TEXT.
Author: | Pablo Galindo Salgado |
---|
The main garbage collection algorithm used by CPython is reference counting. The basic idea is
that CPython counts how many different places there are that have a reference to an
object. Such a place could be another object, or a global (or static) C variable, or
a local variable in some C function. When an object’s reference count becomes zero,
the object is deallocated. If it contains references to other objects, their
reference counts are decremented. Those other objects may be deallocated in turn, if
this decrement makes their reference count become zero, and so on. The reference
count field can be examined using the sys.getrefcount
function (notice that the
value returned by this function is always 1 more as the function also has a reference
to the object when called):
>>> x = object()
>>> sys.getrefcount(x)
2
>>> y = x
>>> sys.getrefcount(x)
3
>>> del y
>>> sys.getrefcount(x)
2
The main problem with the reference counting scheme is that it does not handle reference cycles. For instance, consider this code:
>>> container = []
>>> container.append(container)
>>> sys.getrefcount(container)
3
>>> del container
In this example, container
holds a reference to itself, so even when we remove
our reference to it (the variable "container") the reference count never falls to 0
because it still has its own internal reference. Therefore it would never be
cleaned just by simple reference counting. For this reason some additional machinery
is needed to clean these reference cycles between objects once they become
unreachable. This is the cyclic garbage collector, usually called just Garbage
Collector (GC), even though reference counting is also a form of garbage collection.
Normally the C structure supporting a regular Python object looks as follows:
object -----> +--+--+--+--+--+--+--+--+--+--+--+--+--+--+--+--+ \
| ob_refcnt | |
+--+--+--+--+--+--+--+--+--+--+--+--+--+--+--+--+ | PyObject_HEAD
| *ob_type | |
+--+--+--+--+--+--+--+--+--+--+--+--+--+--+--+--+ /
| ... |
In order to support the garbage collector, the memory layout of objects is altered to accommodate extra information before the normal layout:
+--+--+--+--+--+--+--+--+--+--+--+--+--+--+--+--+ \
| *_gc_next | |
+--+--+--+--+--+--+--+--+--+--+--+--+--+--+--+--+ | PyGC_Head
| *_gc_prev | |
object -----> +--+--+--+--+--+--+--+--+--+--+--+--+--+--+--+--+ /
| ob_refcnt | \
+--+--+--+--+--+--+--+--+--+--+--+--+--+--+--+--+ | PyObject_HEAD
| *ob_type | |
+--+--+--+--+--+--+--+--+--+--+--+--+--+--+--+--+ /
| ... |
In this way the object can be treated as a normal python object and when the extra
information associated to the GC is needed the previous fields can be accessed by a
simple type cast from the original object: ((PyGC_Head *)(the_object)-1)

PROBLEM STATEMENT.
In the reference counting text, copy the passage starting at "Author: | Pablo" and ending at "x = object()", with "CPython" changed to "the interpreter" throughout.

LISTED ENTRIES.
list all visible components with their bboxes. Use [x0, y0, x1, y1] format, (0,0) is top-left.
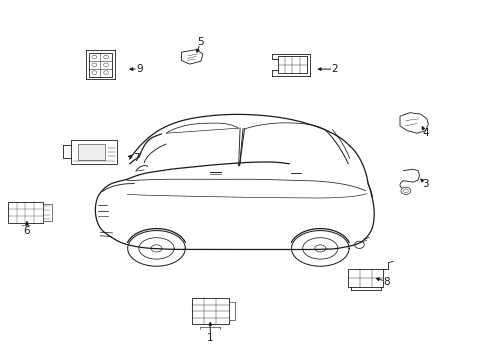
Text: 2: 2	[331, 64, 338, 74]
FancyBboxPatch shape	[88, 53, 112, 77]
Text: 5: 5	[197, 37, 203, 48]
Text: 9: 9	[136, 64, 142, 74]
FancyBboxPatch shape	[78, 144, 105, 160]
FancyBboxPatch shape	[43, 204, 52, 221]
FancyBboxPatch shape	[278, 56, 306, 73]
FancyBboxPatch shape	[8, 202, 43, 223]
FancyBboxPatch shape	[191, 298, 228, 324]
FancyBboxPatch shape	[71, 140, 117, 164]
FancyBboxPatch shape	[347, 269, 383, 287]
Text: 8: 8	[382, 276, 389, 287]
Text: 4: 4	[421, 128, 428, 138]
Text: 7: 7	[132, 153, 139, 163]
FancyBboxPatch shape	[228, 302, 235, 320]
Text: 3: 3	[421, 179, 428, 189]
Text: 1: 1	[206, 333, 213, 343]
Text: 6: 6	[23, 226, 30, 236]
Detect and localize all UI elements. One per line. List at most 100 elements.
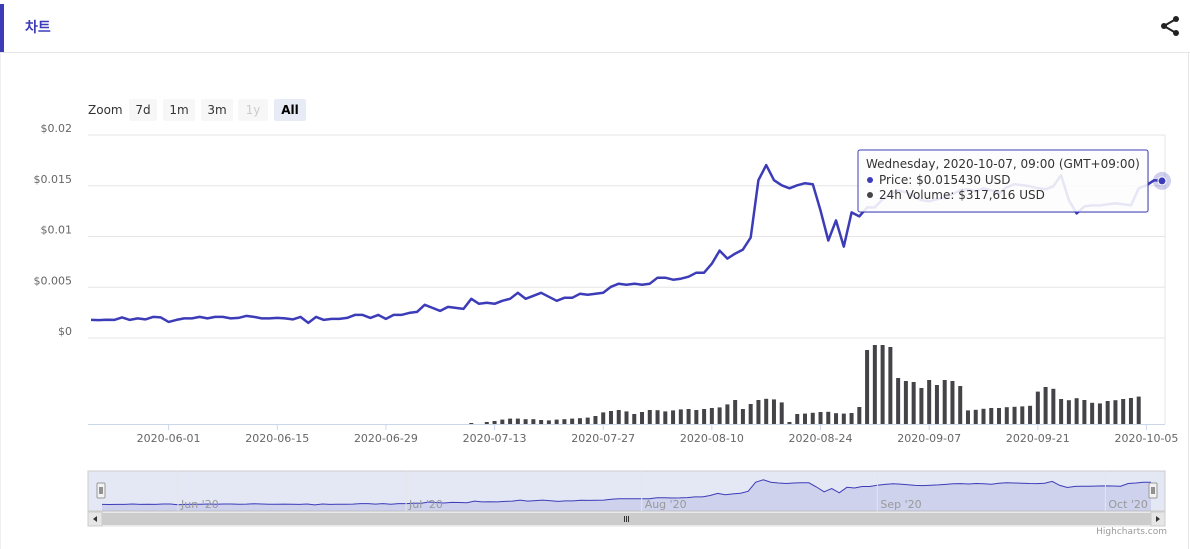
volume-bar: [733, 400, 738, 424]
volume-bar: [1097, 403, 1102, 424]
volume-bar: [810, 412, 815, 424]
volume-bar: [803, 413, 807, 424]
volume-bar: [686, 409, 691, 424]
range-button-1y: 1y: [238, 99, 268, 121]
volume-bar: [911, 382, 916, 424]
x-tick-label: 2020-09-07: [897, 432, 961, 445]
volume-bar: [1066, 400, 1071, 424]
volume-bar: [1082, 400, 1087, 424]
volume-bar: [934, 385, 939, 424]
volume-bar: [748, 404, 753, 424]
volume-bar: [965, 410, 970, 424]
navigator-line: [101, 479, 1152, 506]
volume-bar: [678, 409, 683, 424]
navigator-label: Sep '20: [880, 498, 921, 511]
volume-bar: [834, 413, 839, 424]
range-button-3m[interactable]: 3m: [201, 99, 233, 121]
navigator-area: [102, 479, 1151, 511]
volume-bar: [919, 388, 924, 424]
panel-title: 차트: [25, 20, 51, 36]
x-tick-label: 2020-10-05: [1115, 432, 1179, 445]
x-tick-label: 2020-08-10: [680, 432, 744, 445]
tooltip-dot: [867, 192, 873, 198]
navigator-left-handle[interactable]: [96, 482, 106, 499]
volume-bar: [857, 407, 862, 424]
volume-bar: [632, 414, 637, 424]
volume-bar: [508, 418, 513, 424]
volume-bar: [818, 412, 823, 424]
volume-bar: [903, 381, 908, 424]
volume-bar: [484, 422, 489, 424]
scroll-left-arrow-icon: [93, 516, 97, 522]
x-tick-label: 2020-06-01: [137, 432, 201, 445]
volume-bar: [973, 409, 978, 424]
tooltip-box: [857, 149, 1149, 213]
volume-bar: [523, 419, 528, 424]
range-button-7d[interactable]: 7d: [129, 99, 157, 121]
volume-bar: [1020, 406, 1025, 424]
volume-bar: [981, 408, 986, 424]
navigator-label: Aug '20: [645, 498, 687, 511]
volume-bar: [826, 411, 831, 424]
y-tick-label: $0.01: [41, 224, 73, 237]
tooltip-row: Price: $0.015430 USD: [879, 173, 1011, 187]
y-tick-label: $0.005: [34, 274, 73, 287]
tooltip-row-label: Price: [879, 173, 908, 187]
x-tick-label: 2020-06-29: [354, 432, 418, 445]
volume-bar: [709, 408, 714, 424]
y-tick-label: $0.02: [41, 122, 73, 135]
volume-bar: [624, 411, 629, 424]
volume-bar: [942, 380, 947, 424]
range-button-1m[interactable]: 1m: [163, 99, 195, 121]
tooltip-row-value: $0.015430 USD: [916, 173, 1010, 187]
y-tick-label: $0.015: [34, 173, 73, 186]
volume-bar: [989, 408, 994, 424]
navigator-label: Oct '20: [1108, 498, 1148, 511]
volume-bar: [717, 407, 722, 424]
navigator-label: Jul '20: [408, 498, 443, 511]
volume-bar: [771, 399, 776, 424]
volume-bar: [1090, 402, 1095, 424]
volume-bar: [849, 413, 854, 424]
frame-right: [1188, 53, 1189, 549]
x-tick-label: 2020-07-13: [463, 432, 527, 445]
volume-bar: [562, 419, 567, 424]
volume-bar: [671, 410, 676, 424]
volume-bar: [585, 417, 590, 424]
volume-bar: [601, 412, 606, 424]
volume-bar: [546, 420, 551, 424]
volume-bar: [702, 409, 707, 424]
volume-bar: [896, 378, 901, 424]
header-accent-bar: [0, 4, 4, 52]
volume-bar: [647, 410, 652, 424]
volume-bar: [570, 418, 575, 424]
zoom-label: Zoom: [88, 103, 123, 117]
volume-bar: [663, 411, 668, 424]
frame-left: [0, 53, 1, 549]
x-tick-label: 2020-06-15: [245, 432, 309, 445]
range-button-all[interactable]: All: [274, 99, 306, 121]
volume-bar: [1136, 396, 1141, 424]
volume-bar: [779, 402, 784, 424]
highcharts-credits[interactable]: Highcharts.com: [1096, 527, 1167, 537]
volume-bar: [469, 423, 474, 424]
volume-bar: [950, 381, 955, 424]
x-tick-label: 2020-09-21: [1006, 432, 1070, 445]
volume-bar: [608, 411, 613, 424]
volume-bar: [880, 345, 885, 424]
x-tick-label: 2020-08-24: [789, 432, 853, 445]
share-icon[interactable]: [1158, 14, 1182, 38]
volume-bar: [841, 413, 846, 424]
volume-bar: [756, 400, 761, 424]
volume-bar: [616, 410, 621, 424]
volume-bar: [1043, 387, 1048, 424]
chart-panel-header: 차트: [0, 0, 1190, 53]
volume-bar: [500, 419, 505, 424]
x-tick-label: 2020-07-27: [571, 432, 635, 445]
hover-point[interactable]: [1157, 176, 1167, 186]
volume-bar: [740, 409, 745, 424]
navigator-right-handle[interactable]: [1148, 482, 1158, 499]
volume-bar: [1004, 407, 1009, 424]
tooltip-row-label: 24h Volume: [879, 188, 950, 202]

* * *

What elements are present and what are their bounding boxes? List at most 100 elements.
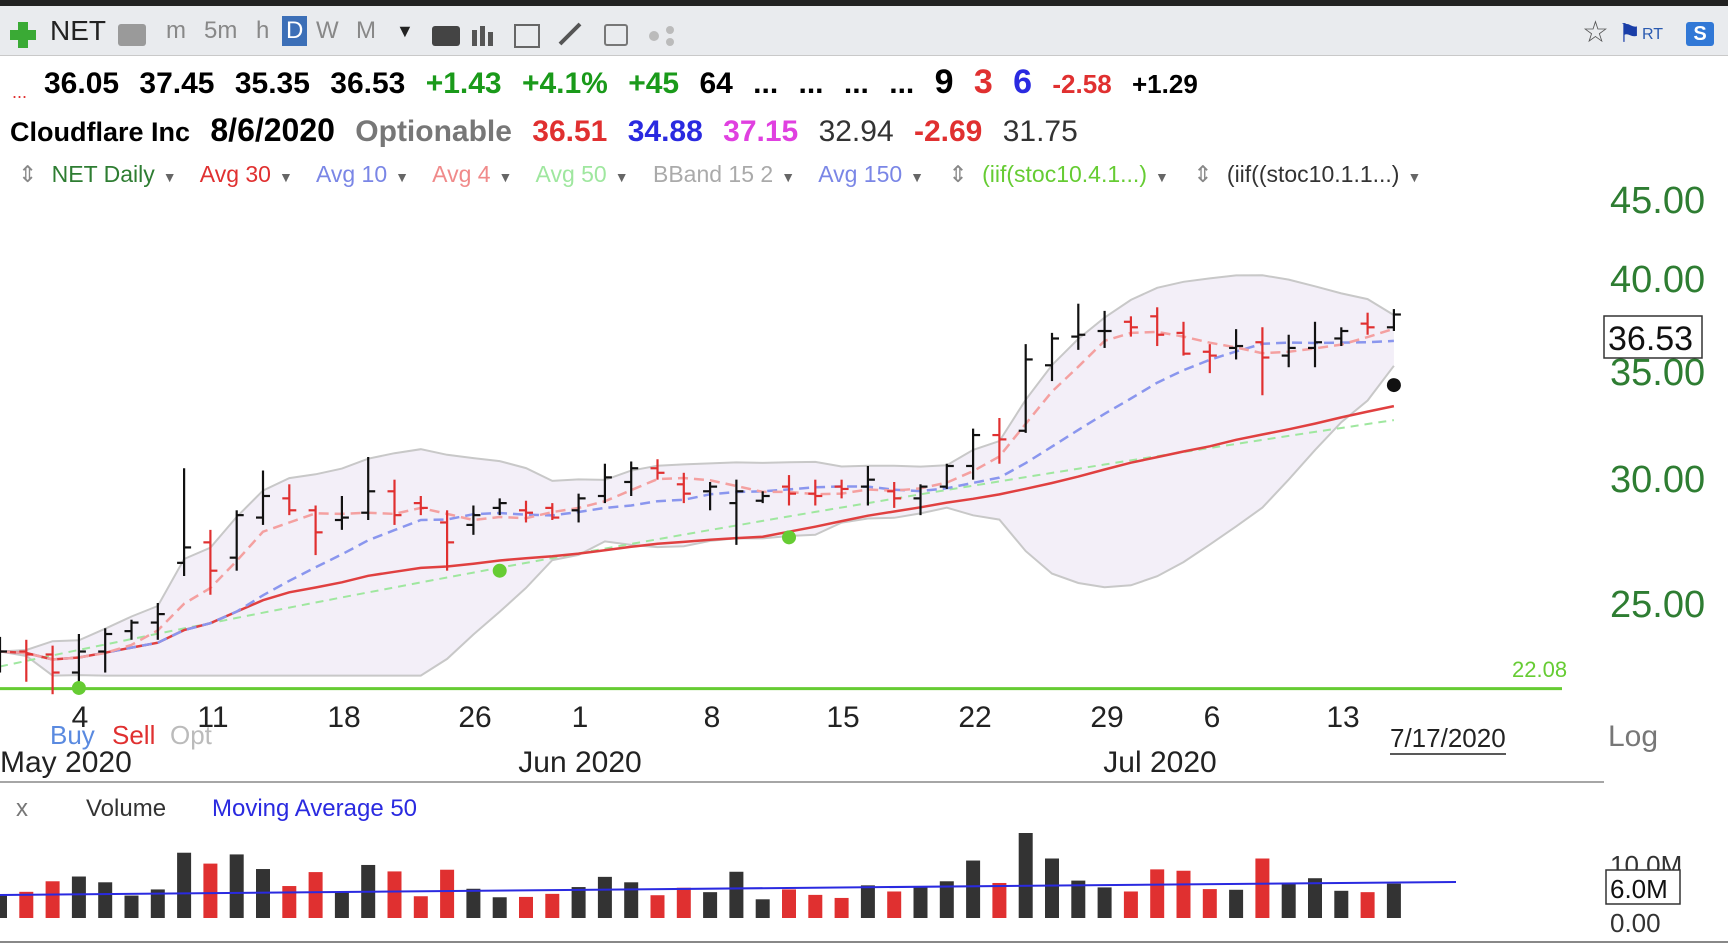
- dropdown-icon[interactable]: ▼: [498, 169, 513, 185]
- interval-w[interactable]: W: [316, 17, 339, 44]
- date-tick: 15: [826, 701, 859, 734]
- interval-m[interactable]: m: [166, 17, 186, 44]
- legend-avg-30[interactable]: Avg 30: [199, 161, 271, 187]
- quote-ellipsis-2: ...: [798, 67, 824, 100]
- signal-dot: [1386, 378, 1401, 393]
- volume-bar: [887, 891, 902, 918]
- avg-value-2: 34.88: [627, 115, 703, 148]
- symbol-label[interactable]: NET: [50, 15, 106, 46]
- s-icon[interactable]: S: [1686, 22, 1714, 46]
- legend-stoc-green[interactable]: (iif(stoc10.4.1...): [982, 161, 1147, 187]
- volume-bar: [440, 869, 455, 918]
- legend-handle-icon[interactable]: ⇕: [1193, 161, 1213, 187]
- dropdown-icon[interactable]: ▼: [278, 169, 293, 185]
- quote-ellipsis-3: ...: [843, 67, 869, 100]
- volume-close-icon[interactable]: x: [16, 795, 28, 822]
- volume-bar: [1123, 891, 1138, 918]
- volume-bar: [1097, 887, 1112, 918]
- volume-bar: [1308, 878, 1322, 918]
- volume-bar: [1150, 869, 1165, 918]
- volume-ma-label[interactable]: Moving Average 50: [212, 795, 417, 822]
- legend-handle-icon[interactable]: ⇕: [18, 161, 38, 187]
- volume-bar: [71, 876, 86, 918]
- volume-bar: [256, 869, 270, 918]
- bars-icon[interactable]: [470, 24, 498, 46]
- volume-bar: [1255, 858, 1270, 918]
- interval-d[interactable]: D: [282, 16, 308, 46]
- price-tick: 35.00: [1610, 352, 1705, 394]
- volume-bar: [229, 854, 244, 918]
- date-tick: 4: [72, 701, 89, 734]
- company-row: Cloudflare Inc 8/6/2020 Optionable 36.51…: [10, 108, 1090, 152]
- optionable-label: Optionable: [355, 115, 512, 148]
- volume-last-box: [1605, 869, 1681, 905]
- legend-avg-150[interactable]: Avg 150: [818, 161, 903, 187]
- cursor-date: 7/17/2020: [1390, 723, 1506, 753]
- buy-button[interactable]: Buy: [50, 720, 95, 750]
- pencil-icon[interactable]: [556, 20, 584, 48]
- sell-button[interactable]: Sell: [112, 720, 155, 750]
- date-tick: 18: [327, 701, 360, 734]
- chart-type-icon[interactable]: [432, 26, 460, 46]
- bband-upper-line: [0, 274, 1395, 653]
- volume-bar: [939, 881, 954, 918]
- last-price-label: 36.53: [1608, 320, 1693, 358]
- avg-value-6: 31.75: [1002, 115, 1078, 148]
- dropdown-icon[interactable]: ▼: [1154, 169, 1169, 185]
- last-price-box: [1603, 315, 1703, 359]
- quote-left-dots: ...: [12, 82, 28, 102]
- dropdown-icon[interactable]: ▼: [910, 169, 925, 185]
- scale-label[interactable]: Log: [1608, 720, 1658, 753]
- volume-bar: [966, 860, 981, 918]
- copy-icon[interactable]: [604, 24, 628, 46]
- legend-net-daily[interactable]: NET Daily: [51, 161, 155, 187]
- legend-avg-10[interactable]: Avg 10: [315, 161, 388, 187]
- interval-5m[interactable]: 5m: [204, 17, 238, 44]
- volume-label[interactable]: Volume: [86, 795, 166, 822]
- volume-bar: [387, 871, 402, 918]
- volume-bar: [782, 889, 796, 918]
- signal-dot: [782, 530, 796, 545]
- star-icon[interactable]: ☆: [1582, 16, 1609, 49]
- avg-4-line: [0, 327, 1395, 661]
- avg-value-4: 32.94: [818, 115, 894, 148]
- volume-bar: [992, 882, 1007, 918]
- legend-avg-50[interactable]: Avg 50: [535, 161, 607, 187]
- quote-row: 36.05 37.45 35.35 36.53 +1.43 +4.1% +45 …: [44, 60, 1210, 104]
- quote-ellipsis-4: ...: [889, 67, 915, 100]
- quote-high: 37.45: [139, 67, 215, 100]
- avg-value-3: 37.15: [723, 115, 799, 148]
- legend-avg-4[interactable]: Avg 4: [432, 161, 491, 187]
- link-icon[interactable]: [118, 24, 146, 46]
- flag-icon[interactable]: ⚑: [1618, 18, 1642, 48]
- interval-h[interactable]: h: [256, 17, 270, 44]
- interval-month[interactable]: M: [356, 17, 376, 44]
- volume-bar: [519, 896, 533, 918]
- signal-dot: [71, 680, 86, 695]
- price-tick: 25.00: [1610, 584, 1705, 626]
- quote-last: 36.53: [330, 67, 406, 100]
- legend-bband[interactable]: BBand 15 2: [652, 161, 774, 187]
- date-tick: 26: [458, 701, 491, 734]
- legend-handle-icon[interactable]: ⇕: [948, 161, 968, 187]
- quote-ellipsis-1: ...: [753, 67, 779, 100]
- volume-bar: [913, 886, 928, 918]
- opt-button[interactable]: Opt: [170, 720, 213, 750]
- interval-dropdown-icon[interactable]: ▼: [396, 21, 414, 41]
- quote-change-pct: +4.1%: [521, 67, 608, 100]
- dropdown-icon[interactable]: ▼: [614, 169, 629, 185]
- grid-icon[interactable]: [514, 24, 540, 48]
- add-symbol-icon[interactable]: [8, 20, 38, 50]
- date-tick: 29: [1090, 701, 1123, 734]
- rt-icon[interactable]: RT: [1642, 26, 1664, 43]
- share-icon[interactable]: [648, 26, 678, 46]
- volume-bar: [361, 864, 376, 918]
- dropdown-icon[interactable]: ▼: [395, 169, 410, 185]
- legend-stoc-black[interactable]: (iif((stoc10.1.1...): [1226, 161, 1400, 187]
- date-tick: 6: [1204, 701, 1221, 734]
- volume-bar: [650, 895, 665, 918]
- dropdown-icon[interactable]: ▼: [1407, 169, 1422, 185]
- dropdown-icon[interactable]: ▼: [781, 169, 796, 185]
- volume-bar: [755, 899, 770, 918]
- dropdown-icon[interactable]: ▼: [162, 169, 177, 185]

THE OUTPUT.
Author: | Pablo Galindo Salgado |
---|
The main garbage collection algorithm used by the interpreter is reference counting. The basic idea is
that the interpreter counts how many different places there are that have a reference to an
object. Such a place could be another object, or a global (or static) C variable, or
a local variable in some C function. When an object’s reference count becomes zero,
the object is deallocated. If it contains references to other objects, their
reference counts are decremented. Those other objects may be deallocated in turn, if
this decrement makes their reference count become zero, and so on. The reference
count field can be examined using the sys.getrefcount
function (notice that the
value returned by this function is always 1 more as the function also has a reference
to the object when called):
>>> x = object()